- PROMPT -
Would you extract the whole listing below and retype it exactly?

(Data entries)
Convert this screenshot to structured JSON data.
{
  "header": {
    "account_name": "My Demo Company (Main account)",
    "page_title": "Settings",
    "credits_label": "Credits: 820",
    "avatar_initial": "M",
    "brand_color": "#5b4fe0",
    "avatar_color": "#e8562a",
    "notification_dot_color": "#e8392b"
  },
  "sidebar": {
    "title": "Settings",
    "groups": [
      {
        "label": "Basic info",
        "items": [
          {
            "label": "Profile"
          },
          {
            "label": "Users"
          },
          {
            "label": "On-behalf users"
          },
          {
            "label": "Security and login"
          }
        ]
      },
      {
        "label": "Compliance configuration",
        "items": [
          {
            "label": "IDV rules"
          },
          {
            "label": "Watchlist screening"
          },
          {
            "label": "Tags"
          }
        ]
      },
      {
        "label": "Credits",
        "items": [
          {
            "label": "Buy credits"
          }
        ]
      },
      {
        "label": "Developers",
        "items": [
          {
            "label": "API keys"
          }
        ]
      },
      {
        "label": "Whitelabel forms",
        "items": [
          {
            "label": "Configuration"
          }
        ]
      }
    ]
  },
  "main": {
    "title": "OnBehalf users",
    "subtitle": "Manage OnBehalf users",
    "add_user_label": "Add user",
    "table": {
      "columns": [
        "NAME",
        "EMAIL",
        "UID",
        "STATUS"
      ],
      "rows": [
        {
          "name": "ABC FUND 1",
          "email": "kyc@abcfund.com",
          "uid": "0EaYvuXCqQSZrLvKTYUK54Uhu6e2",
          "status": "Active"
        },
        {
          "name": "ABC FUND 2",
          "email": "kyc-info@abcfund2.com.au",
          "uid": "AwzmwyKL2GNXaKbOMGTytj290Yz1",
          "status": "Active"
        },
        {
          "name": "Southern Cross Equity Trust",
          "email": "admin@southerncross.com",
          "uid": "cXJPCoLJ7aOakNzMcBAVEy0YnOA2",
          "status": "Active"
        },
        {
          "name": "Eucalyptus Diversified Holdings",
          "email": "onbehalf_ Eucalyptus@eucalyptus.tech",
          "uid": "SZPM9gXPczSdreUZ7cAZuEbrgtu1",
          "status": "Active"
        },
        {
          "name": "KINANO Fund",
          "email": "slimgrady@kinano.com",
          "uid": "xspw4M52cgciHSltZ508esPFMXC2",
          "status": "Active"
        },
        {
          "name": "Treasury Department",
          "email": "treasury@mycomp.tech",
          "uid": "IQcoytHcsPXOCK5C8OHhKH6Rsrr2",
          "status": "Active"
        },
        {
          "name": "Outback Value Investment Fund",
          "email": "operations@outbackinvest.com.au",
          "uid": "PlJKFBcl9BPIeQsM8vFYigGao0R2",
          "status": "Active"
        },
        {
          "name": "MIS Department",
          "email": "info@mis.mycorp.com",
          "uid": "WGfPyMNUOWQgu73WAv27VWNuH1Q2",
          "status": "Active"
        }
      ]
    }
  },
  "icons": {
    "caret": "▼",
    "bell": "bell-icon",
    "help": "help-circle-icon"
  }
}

- OUTPUT BELOW -
Convert this screenshot to structured JSON data.
{
  "header": {
    "account_name": "My Demo Company (Main account)",
    "page_title": "Settings",
    "credits_label": "Credits: 820",
    "avatar_initial": "M",
    "brand_color": "#5b4fe0",
    "avatar_color": "#e8562a",
    "notification_dot_color": "#e8392b"
  },
  "sidebar": {
    "title": "Settings",
    "groups": [
      {
        "label": "Basic info",
        "items": [
          {
            "label": "Profile"
          },
          {
            "label": "Users"
          },
          {
            "label": "On-behalf users"
          },
          {
            "label": "Security and login"
          }
        ]
      },
      {
        "label": "Compliance configuration",
        "items": [
          {
            "label": "IDV rules"
          },
          {
            "label": "Watchlist screening"
          },
          {
            "label": "Tags"
          }
        ]
      },
      {
        "label": "Credits",
        "items": [
          {
            "label": "Buy credits"
          }
        ]
      },
      {
        "label": "Developers",
        "items": [
          {
            "label": "API keys"
          }
        ]
      },
      {
        "label": "Whitelabel forms",
        "items": [
          {
            "label": "Configuration"
          }
        ]
      }
    ]
  },
  "main": {
    "title": "OnBehalf users",
    "subtitle": "Manage OnBehalf users",
    "add_user_label": "Add user",
    "table": {
      "columns": [
        "NAME",
        "EMAIL",
        "UID",
        "STATUS"
      ],
      "rows": [
        {
          "name": "ABC FUND 1",
          "email": "kyc@abcfund.com",
          "uid": "0EaYvuXCqQSZrLvKTYUK54Uhu6e2",
          "status": "Active"
        },
        {
          "name": "ABC FUND 2",
          "email": "kyc-info@abcfund2.com.au",
          "uid": "AwzmwyKL2GNXaKbOMGTytj290Yz1",
          "status": "Active"
        },
        {
          "name": "Southern Cross Equity Trust",
          "email": "admin@southerncross.com",
          "uid": "cXJPCoLJ7aOakNzMcBAVEy0YnOA2",
          "status": "Active"
        },
        {
          "name": "Eucalyptus Diversified Holdings",
          "email": "onbehalf_ Eucalyptus@eucalyptus.tech",
          "uid": "SZPM9gXPczSdreUZ7cAZuEbrgtu1",
          "status": "Active"
        },
        {
          "name": "KINANO Fund",
          "email": "slimgrady@kinano.com",
          "uid": "xspw4M52cgciHSltZ508esPFMXC2",
          "status": "Active"
        },
        {
          "name": "Treasury Department",
          "email": "treasury@mycomp.tech",
          "uid": "IQcoytHcsPXOCK5C8OHhKH6Rsrr2",
          "status": "Active"
        },
        {
          "name": "Outback Value Investment Fund",
          "email": "operations@outbackinvest.com.au",
          "uid": "PlJKFBcl9BPIeQsM8vFYigGao0R2",
          "status": "Active"
        },
        {
          "name": "MIS Department",
          "email": "info@mis.mycorp.com",
          "uid": "WGfPyMNUOWQgu73WAv27VWNuH1Q2",
          "status": "Active"
        }
      ]
    }
  },
  "icons": {
    "caret": "▼",
    "bell": "bell-icon",
    "help": "help-circle-icon"
  }
}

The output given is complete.